* Stated problem: Go through the entries one line at a time, and gather every line that has the word "nurse".

---------- Stored records ----------

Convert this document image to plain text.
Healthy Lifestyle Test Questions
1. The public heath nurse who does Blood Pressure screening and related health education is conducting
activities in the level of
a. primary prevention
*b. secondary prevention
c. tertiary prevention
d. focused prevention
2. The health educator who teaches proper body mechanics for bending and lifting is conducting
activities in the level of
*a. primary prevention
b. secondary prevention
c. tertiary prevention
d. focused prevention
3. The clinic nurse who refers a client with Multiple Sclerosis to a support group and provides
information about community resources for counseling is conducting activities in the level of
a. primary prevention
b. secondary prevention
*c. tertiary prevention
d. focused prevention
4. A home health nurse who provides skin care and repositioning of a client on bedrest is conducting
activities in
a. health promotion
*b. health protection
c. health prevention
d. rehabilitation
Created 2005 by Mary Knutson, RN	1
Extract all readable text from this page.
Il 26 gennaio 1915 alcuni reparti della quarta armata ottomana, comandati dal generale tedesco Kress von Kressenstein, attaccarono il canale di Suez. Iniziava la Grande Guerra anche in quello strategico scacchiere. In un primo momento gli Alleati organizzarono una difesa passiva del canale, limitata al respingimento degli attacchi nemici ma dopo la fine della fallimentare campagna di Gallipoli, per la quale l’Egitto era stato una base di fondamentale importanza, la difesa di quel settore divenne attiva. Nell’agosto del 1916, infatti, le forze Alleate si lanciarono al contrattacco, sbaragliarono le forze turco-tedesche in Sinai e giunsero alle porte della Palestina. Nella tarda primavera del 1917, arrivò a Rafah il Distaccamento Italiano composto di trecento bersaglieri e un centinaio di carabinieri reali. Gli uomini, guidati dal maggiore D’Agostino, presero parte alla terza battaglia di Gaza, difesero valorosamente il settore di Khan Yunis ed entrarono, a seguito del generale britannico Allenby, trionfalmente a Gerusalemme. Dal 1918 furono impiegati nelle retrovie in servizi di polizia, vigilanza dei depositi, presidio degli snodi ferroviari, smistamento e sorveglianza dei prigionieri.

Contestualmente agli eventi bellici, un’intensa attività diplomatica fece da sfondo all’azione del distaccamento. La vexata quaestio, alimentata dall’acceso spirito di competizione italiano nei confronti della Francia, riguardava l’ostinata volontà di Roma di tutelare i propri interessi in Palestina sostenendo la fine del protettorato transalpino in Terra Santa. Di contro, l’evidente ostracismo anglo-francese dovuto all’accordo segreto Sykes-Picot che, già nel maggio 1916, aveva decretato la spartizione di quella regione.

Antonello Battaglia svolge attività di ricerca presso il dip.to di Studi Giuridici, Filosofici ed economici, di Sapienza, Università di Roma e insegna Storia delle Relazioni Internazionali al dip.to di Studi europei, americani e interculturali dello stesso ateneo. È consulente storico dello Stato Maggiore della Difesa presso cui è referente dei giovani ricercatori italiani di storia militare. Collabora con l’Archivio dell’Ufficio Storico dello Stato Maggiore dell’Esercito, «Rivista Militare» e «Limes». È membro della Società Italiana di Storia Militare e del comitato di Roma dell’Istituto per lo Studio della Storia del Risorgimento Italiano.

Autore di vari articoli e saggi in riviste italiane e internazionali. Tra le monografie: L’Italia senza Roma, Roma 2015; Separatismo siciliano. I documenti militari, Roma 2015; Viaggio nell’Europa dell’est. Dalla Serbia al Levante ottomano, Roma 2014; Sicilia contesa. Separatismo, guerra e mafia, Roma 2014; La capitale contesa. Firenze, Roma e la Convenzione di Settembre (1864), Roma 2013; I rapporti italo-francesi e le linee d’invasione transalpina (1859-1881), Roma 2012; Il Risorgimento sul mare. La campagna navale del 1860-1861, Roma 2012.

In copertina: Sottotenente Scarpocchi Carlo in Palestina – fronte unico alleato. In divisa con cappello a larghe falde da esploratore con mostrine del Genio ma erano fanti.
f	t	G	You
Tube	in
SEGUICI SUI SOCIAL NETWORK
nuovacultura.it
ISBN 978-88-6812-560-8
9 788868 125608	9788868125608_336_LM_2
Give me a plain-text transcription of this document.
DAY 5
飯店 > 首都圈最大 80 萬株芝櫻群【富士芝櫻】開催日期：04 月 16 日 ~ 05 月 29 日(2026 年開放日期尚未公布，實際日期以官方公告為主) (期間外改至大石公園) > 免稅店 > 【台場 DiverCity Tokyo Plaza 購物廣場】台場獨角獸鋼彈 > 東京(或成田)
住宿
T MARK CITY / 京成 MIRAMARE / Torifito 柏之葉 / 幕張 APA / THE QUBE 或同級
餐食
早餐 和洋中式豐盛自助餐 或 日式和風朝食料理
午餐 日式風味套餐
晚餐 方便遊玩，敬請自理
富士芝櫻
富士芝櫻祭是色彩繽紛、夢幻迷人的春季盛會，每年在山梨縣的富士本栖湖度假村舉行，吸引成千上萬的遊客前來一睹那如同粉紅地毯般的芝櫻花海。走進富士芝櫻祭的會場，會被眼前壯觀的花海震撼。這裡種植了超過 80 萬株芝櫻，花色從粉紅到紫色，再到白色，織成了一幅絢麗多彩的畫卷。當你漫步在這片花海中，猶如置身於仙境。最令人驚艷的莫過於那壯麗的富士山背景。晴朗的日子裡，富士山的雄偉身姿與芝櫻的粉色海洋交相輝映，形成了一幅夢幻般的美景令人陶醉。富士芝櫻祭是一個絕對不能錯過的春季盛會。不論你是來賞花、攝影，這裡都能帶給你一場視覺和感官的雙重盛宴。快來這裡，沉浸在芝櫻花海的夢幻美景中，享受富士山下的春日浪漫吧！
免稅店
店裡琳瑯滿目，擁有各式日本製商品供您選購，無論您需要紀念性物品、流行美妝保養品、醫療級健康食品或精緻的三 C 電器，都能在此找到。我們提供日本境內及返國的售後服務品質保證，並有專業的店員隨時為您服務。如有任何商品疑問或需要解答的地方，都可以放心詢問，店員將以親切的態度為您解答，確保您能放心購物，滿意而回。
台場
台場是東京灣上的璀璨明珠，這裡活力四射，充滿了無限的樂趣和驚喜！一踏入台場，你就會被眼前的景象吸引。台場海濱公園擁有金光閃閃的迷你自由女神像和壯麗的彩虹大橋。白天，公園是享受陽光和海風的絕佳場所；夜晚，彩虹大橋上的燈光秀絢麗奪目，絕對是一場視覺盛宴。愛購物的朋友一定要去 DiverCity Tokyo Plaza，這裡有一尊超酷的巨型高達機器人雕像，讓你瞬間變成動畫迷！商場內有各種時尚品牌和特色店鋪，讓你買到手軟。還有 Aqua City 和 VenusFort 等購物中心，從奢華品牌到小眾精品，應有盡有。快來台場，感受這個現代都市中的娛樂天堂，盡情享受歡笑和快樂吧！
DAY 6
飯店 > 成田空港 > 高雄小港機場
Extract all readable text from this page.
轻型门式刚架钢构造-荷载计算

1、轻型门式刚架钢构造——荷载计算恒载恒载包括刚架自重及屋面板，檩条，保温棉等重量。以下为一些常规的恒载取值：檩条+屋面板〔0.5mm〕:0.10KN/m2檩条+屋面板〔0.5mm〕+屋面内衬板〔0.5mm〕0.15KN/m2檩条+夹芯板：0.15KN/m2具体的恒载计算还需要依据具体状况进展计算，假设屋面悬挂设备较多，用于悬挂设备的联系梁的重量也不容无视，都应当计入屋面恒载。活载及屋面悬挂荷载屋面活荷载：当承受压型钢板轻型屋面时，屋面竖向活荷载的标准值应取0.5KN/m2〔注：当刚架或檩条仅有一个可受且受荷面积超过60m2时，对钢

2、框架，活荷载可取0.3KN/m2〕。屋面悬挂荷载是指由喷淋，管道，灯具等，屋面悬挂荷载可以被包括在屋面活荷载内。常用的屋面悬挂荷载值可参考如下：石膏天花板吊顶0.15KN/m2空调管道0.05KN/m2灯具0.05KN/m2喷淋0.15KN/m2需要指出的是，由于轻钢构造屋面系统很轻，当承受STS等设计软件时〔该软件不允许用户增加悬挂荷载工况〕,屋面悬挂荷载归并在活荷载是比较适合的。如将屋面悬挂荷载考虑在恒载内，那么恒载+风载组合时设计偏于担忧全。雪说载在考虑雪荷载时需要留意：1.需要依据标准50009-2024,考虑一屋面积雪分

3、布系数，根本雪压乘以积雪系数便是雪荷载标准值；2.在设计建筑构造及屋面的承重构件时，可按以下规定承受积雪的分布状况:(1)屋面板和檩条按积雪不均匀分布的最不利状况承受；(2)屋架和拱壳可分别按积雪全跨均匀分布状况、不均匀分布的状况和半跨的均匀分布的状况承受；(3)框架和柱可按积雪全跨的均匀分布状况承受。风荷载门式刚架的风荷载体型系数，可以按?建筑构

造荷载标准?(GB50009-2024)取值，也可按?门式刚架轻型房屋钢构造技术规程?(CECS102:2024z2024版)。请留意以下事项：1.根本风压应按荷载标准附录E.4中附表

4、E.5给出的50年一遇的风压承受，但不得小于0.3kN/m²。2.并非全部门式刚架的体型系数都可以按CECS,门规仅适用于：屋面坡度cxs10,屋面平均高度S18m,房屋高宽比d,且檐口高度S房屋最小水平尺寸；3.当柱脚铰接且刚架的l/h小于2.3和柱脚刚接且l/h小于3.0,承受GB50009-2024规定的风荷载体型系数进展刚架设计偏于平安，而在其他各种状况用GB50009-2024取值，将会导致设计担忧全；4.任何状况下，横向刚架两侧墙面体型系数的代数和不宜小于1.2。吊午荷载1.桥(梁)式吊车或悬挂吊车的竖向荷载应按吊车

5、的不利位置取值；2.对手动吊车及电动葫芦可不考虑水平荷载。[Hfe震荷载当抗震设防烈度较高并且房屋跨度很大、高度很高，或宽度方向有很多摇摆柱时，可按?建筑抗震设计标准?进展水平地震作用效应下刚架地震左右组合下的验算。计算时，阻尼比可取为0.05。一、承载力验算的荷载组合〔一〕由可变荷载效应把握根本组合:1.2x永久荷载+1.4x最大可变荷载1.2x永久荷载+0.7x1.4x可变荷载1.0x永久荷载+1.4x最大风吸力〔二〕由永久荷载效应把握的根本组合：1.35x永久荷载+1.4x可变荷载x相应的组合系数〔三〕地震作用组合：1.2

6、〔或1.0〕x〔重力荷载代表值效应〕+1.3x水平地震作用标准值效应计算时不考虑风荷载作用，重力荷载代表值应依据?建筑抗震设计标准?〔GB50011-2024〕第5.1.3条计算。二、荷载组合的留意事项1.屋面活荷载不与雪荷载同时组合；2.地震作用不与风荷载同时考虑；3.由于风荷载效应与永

----------

* Result of this task:
1. The public heath nurse who does Blood Pressure screening and related health education is conducting
3. The clinic nurse who refers a client with Multiple Sclerosis to a support group and provides
4. A home health nurse who provides skin care and repositioning of a client on bedrest is conducting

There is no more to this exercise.